**PROBLEM TO WORK ON**
Give the data below again, word for word.

^^^^^^^^^^^^^^^^

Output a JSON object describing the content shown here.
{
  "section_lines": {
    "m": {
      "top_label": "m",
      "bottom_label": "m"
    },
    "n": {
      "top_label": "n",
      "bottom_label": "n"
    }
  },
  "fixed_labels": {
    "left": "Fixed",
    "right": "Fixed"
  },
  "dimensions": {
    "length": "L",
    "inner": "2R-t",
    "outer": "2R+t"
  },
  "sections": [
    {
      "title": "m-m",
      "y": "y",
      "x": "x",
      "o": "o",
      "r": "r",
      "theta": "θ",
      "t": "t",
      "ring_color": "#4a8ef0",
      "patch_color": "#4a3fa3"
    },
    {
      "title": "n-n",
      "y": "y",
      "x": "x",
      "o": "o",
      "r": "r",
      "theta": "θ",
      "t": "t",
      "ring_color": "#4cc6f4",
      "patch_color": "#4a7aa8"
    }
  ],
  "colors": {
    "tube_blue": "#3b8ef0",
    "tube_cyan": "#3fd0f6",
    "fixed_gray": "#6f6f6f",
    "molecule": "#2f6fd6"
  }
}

^^^^^^^^^^^^^^^^

**TASK RESULT**
Output a JSON object describing the content shown here.
{
  "section_lines": {
    "m": {
      "top_label": "m",
      "bottom_label": "m"
    },
    "n": {
      "top_label": "n",
      "bottom_label": "n"
    }
  },
  "fixed_labels": {
    "left": "Fixed",
    "right": "Fixed"
  },
  "dimensions": {
    "length": "L",
    "inner": "2R-t",
    "outer": "2R+t"
  },
  "sections": [
    {
      "title": "m-m",
      "y": "y",
      "x": "x",
      "o": "o",
      "r": "r",
      "theta": "θ",
      "t": "t",
      "ring_color": "#4a8ef0",
      "patch_color": "#4a3fa3"
    },
    {
      "title": "n-n",
      "y": "y",
      "x": "x",
      "o": "o",
      "r": "r",
      "theta": "θ",
      "t": "t",
      "ring_color": "#4cc6f4",
      "patch_color": "#4a7aa8"
    }
  ],
  "colors": {
    "tube_blue": "#3b8ef0",
    "tube_cyan": "#3fd0f6",
    "fixed_gray": "#6f6f6f",
    "molecule": "#2f6fd6"
  }
}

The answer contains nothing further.